[TEXTO DE ORIGEN]:
━━━━

Necesitamos no solo el pan material, necesitamos amor, sentido y esperanza, un fundamento seguro, un terreno sólido que nos ayude a vivir con un sentido auténtico. Nosotros podemos creer en Dios porque Él se acerca a nosotros y nos toca, porque el Espíritu Santo, don del Señor resucitado, nos hace capaces de acoger el Dios vivo.
En la base de nuestro camino de fe está el bautismo, el sacramento que nos da el Espíritu Santo, volviéndonos hijos de Dios en Cristo, y que marca la entrada en la comunidad de fe, pues en la Iglesia no cree uno por sí mismo, sin la gracia previa del Espíritu; y no se cree solo, sino junto a los hermanos. Desde el Bautismo en adelante, cada creyente está llamado a revivir esto y hacer propia esta confesión de fe, junto a los hermanos.
A la orilla del río Jordán, Juan Bautista define a Cristo como “el Cordero de Dios que quita el pecado del mundo”. Lo que este Cordero manso e inmaculado nos consigue con su muerte y resurrección nos lo otorga en el sacramento del bautismo, por el agua y el Espíritu. En el bautismo, por la fe, obtenemos el perdón de los pecados. Dios, sin que lo mereciéramos, ha querido reconciliarnos consigo y ha pasado por alto todos nuestros pecados, perdonándonos por medio de Jesucristo.
Todo ello nos habla de una nueva vida que Dios nos regala por la Muerte y Resurrección de Cristo, que nos identifica con el y nos adentra en una auténtica santificación, haciéndonos hombres nuevos para un mundo nuevo, familia de los hijos de Dios, miembros de la Iglesia. No hay en el mundo mayor aristocracia que pertenecer a esta familia y poder vivir ya aquí el amor que ha de llenarnos eternamente de Dios por toda la eternidad.
Ciertamente, el bautismo nos perdona los pecados, pero no nos hace impecables. Tras el bautismo, seguimos experimentando en nuestros cuerpos mortales la fuerza del pecado y la inclinación al mal. Sin embargo, puesto que hemos sido revestidos de Cristo y fortalecidos con la fuerza del Espíritu Santo, podemos resistir contra las tentaciones y salir victoriosos. Aun con todo, podemos pecar y, de hecho, pecamos. Por eso, además del bautismo, la misericordia de Dios tenía prevista una segunda tabla de salvación, para que todos los bautizados puedan recibir el perdón de los pecados cometidos. Esa segunda tabla de salvación es la penitencia que nos permite crecer día a día libremente en este amor transformador compartido con Dios. Esta es la aspiración del bautizado. Recuperemos el gozo y el honor de ser bautizados.

━━━━

[PROBLEMA BREVE 1]: Reproduce sin cambios las filas, empezando por la que contiene "wind-wave-arrowhead: [362, 588, 370, 595]" y siguiendo hasta la que contiene "wind-wave-arrowhead: [407, 578, 416, 585]", las dos incluidas.

Parte de un archivo de datos:

━━━━

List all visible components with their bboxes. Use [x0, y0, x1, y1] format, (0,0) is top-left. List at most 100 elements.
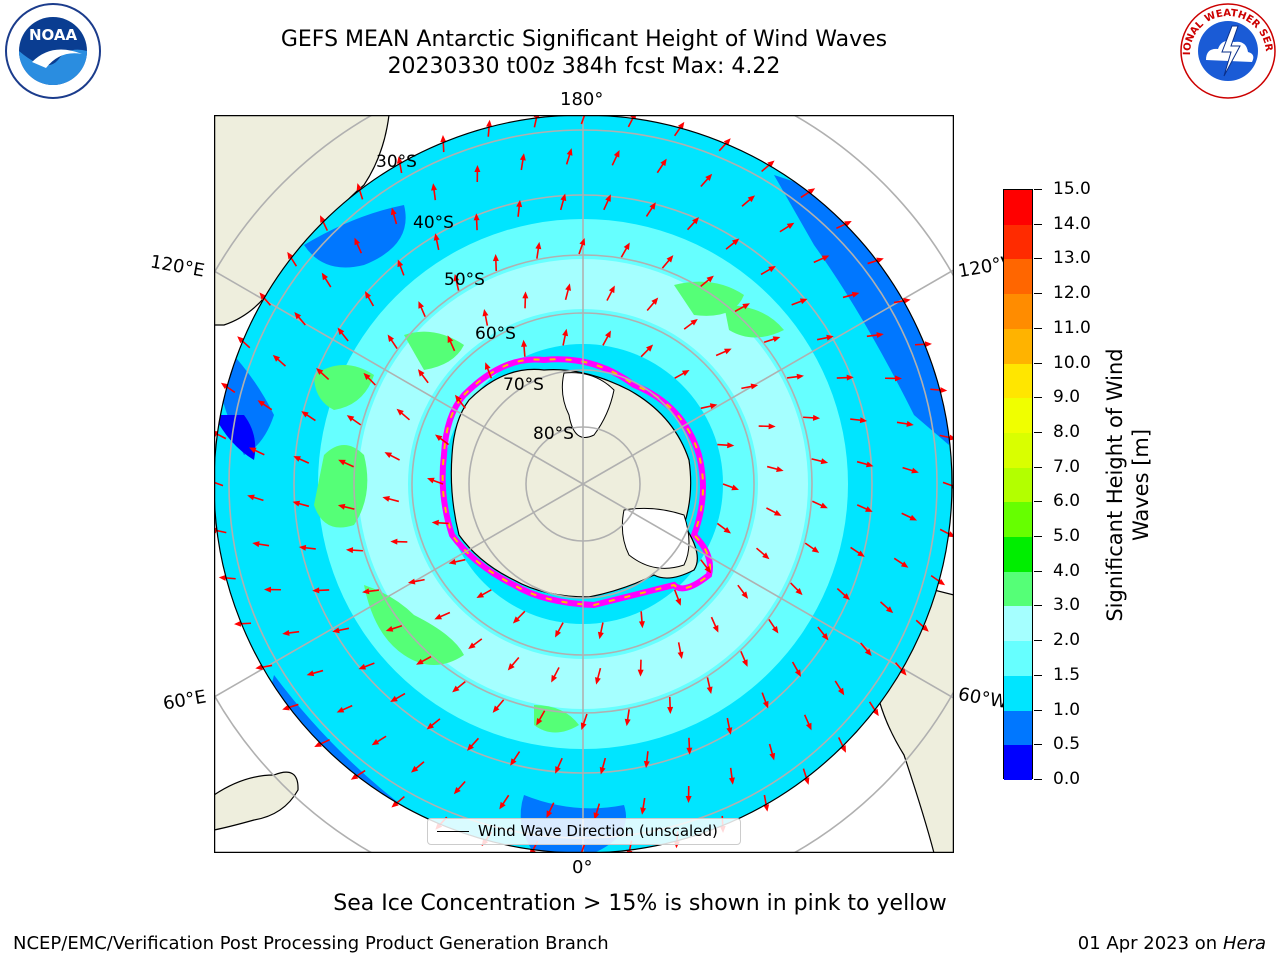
wind-wave-arrowhead: [362, 588, 370, 595]
wind-wave-arrowhead: [771, 626, 779, 634]
colorbar-segment: [1004, 363, 1032, 399]
wind-wave-arrowhead: [337, 503, 346, 510]
colorbar-tick-label: 10.0: [1053, 352, 1091, 373]
wind-wave-arrowhead: [407, 578, 416, 585]
wind-wave-arrowhead: [649, 202, 656, 210]
wind-wave-arrowhead: [434, 434, 443, 442]
wave-low-patch: [304, 205, 406, 268]
wind-wave-arrowhead: [772, 336, 781, 343]
wind-wave-arrowhead: [660, 158, 667, 167]
wind-wave-arrowhead: [337, 327, 345, 336]
wind-wave-arrowhead: [396, 408, 404, 416]
wind-wave-arrowhead: [948, 434, 954, 441]
wind-wave-arrowhead: [448, 558, 457, 565]
lat-label: 30°S: [376, 152, 417, 172]
colorbar-title-line1: Significant Height of Wind: [1103, 348, 1127, 622]
wind-wave-arrowhead: [706, 686, 713, 695]
colorbar-tick: [1034, 362, 1042, 364]
wind-wave-arrowhead: [724, 348, 732, 355]
wind-wave-arrows: [214, 115, 954, 853]
wind-wave-arrowhead: [512, 616, 520, 624]
wind-wave-arrowhead: [522, 291, 529, 299]
colorbar-tick: [1034, 640, 1042, 642]
wind-wave-arrowhead: [220, 382, 229, 390]
wind-wave-arrowhead: [417, 369, 425, 377]
lon-label-120e: 120°E: [148, 251, 207, 282]
wind-wave-arrowhead: [763, 804, 770, 812]
wind-wave-arrowhead: [593, 812, 600, 820]
wind-wave-arrowhead: [433, 233, 440, 241]
colorbar-tick-label: 7.0: [1053, 456, 1081, 477]
wind-wave-arrowhead: [677, 651, 684, 660]
wind-wave-arrowhead: [452, 685, 460, 693]
wind-wave-arrowhead: [686, 747, 693, 755]
wave-low-patch: [214, 415, 256, 460]
wind-wave-arrowhead: [382, 496, 390, 502]
wind-wave-arrowhead: [555, 766, 561, 774]
wind-wave-arrowhead: [385, 625, 394, 632]
colorbar-tick: [1034, 501, 1042, 503]
wind-wave-arrowhead: [864, 648, 872, 656]
footer-date: 01 Apr 2023 on Hera: [1078, 933, 1266, 954]
wind-wave-arrowhead: [521, 339, 528, 347]
wind-wave-arrowhead: [872, 708, 879, 717]
colorbar-tick: [1034, 605, 1042, 607]
wind-wave-arrowhead: [263, 586, 272, 593]
wind-wave-arrowhead: [580, 722, 587, 731]
wind-wave-arrowhead: [536, 717, 543, 726]
wind-wave-arrowhead: [837, 687, 845, 696]
wind-wave-arrowhead: [885, 606, 894, 614]
wind-wave-arrowhead: [426, 722, 435, 730]
wind-wave-arrowhead: [257, 400, 266, 407]
wind-wave-arrowhead: [623, 242, 630, 251]
wind-wave-arrowhead: [447, 335, 454, 343]
wind-wave-arrowhead: [769, 752, 776, 761]
wind-wave-arrowhead: [821, 632, 829, 641]
meridian-line: [582, 483, 954, 700]
wind-wave-arrowhead: [638, 621, 645, 629]
colorbar-tick: [1034, 709, 1042, 711]
colorbar-tick: [1034, 223, 1042, 225]
colorbar-segment: [1004, 502, 1032, 538]
wind-wave-arrowhead: [482, 308, 489, 317]
wind-wave-arrowhead: [666, 255, 674, 263]
colorbar-tick: [1034, 258, 1042, 260]
wind-wave-arrowhead: [358, 663, 367, 670]
wind-wave-arrowhead: [453, 786, 461, 795]
colorbar-segment: [1004, 467, 1032, 503]
wind-wave-arrowhead: [911, 467, 919, 474]
wind-wave-arrowhead: [705, 173, 713, 182]
wind-wave-arrowhead: [453, 273, 460, 282]
wind-wave-arrowhead: [431, 183, 438, 191]
colorbar-segment: [1004, 398, 1032, 434]
wind-wave-arrowhead: [924, 341, 932, 348]
wind-wave-arrowhead: [298, 544, 307, 551]
wind-wave-arrowhead: [474, 164, 481, 173]
legend-label: Wind Wave Direction (unscaled): [478, 822, 718, 840]
wind-wave-arrowhead: [486, 119, 493, 127]
wind-wave-arrowhead: [768, 423, 776, 430]
map-title: GEFS MEAN Antarctic Significant Height o…: [280, 27, 888, 52]
wind-wave-arrowhead: [510, 758, 517, 766]
wind-wave-arrowhead: [640, 807, 647, 815]
lat-label: 60°S: [475, 324, 516, 344]
sea-ice-edge: [441, 358, 711, 607]
wind-wave-arrowhead: [566, 148, 573, 156]
wind-wave-arrowhead: [255, 664, 263, 671]
wind-wave-arrowhead: [454, 394, 462, 403]
sea-ice-caption: Sea Ice Concentration > 15% is shown in …: [333, 891, 947, 916]
wind-wave-arrowhead: [851, 291, 860, 298]
colorbar-tick-label: 15.0: [1053, 179, 1091, 199]
wind-wave-arrowhead: [345, 547, 354, 554]
wind-wave-arrowhead: [726, 727, 733, 735]
wind-wave-arrowhead: [812, 414, 821, 421]
wave-high-patch: [724, 305, 784, 338]
colorbar-tick-label: 9.0: [1053, 387, 1081, 408]
colorbar-segment: [1004, 294, 1032, 330]
wind-wave-arrowhead: [390, 695, 398, 702]
wind-wave-arrowhead: [731, 484, 739, 491]
wind-wave-arrowhead: [390, 207, 397, 216]
wind-wave-arrowhead: [605, 194, 611, 202]
wind-wave-arrowhead: [762, 552, 770, 560]
wind-wave-arrowhead: [595, 677, 601, 685]
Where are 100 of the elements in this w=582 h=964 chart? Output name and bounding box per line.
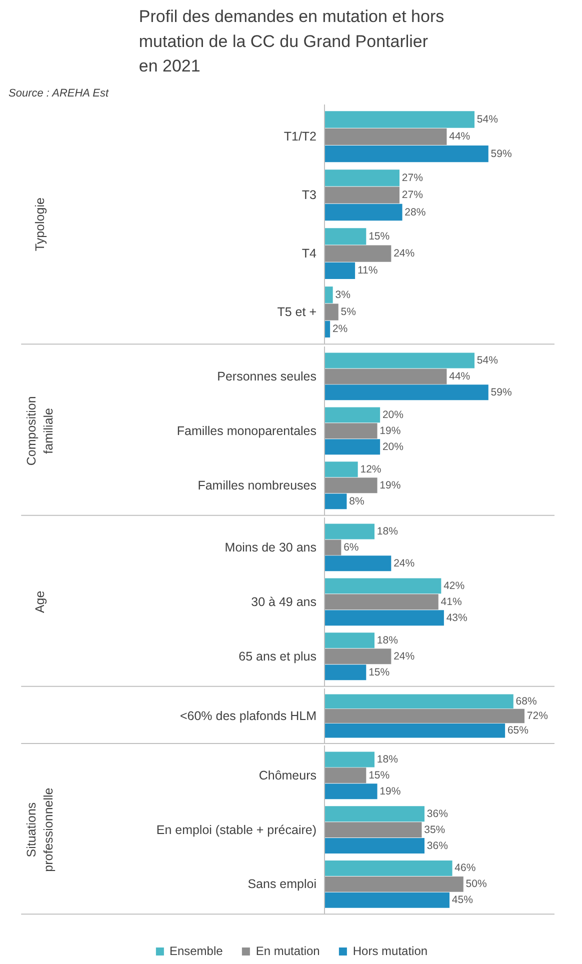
y-tick-label: T1/T2: [284, 130, 317, 144]
data-label: 18%: [376, 634, 398, 646]
bar: [324, 186, 400, 204]
y-tick-label: T3: [302, 188, 317, 202]
bar: [324, 876, 464, 892]
data-label: 59%: [490, 386, 512, 398]
bar: [324, 784, 378, 800]
bar: [324, 524, 374, 540]
data-label: 36%: [426, 808, 448, 820]
data-label: 45%: [452, 894, 473, 906]
data-label: 8%: [349, 495, 364, 508]
y-tick-label: Familles nombreuses: [198, 478, 317, 492]
bar: [324, 145, 488, 162]
data-label: 15%: [368, 666, 390, 678]
y-tick-label: 65 ans et plus: [238, 649, 317, 664]
bar: [324, 494, 347, 510]
data-label: 15%: [368, 769, 390, 782]
data-label: 24%: [394, 650, 415, 662]
y-tick-label: Sans emploi: [248, 877, 317, 892]
data-label: 15%: [368, 230, 390, 242]
bar: [324, 752, 374, 768]
chart-title: Profil des demandes en mutation et hors mutation de la CC du Grand Pontarlier en 2021: [138, 7, 444, 76]
bar: [324, 860, 452, 876]
data-label: 12%: [360, 463, 382, 476]
data-label: 2%: [332, 323, 348, 336]
y-axis-title: Composition familiale: [24, 396, 56, 466]
bar: [324, 384, 488, 400]
data-label: 65%: [507, 724, 528, 737]
data-label: 44%: [449, 130, 470, 143]
y-tick-label: <60% des plafonds HLM: [180, 709, 317, 723]
data-label: 44%: [449, 370, 470, 382]
data-label: 36%: [426, 840, 448, 852]
bar: [324, 632, 374, 648]
y-tick-label: 30 à 49 ans: [251, 594, 317, 609]
data-label: 41%: [440, 596, 462, 608]
data-label: 24%: [394, 557, 415, 570]
bar: [324, 407, 380, 423]
bar: [324, 578, 442, 594]
data-label: 27%: [402, 189, 423, 202]
data-label: 20%: [382, 440, 404, 453]
data-label: 46%: [454, 862, 476, 874]
data-label: 28%: [404, 206, 426, 218]
data-label: 20%: [382, 408, 404, 421]
y-axis-title: Age: [33, 590, 48, 614]
bar: [324, 352, 474, 368]
data-label: 18%: [376, 525, 398, 538]
data-label: 3%: [335, 288, 350, 301]
bar: [324, 594, 438, 610]
y-tick-label: T4: [302, 246, 317, 261]
bar: [324, 228, 366, 245]
bar: [324, 806, 424, 822]
bar: [324, 822, 422, 838]
y-tick-label: T5 et +: [277, 305, 317, 320]
bar: [324, 368, 447, 384]
data-label: 6%: [344, 541, 359, 554]
bar: [324, 423, 378, 439]
y-tick-label: Chômeurs: [258, 768, 317, 782]
bar: [324, 892, 450, 908]
bar: [324, 286, 333, 304]
source-note: Source : AREHA Est: [8, 88, 110, 100]
data-label: 50%: [466, 878, 487, 890]
y-tick-label: Moins de 30 ans: [224, 540, 317, 554]
data-label: 11%: [357, 264, 378, 277]
bar: [324, 838, 424, 854]
data-label: 24%: [394, 248, 415, 260]
y-tick-label: Personnes seules: [217, 369, 317, 384]
data-label: 5%: [340, 306, 356, 318]
bar: [324, 304, 338, 320]
bar: [324, 556, 392, 572]
y-tick-label: Familles monoparentales: [176, 424, 317, 438]
legend-label: Hors mutation: [352, 944, 428, 958]
bar: [324, 768, 366, 784]
data-label: 59%: [490, 148, 512, 160]
data-label: 18%: [376, 753, 398, 766]
bar: [324, 439, 380, 455]
data-label: 27%: [402, 172, 423, 184]
data-label: 19%: [380, 479, 401, 492]
bar: [324, 540, 342, 556]
data-label: 35%: [424, 824, 446, 836]
bar: [324, 262, 356, 280]
legend-label: Ensemble: [169, 944, 223, 958]
y-axis-title: Situations professionnelle: [24, 788, 56, 872]
legend-label: En mutation: [256, 944, 320, 958]
data-label: 72%: [526, 710, 548, 722]
bar: [324, 170, 400, 186]
data-label: 54%: [476, 354, 498, 366]
bar: [324, 128, 447, 145]
data-label: 43%: [446, 612, 468, 624]
bar: [324, 204, 402, 221]
bar: [324, 245, 392, 262]
data-label: 54%: [476, 114, 498, 126]
data-label: 19%: [380, 785, 401, 798]
bar: [324, 664, 366, 680]
y-axis-title: Typologie: [33, 198, 48, 252]
data-label: 42%: [444, 580, 465, 592]
bar: [324, 610, 444, 626]
bar: [324, 478, 378, 494]
bar: [324, 111, 474, 128]
bar: [324, 462, 358, 478]
data-label: 68%: [516, 695, 537, 708]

━━━━

[PROBLEMA BREVE 2]: Según el texto sobre el bautismo, ¿cómo define Juan Bautista a Cristo a la orilla del río Jordán?

[RESPUESTA 1]:
wind-wave-arrowhead: [362, 588, 370, 595]
wind-wave-arrowhead: [771, 626, 779, 634]
colorbar-segment: [1004, 363, 1032, 399]
wind-wave-arrowhead: [337, 503, 346, 510]
colorbar-tick-label: 10.0: [1053, 352, 1091, 373]
wind-wave-arrowhead: [407, 578, 416, 585]

[RESPUESTA 2]: Como “el Cordero de Dios que quita el pecado del mundo”.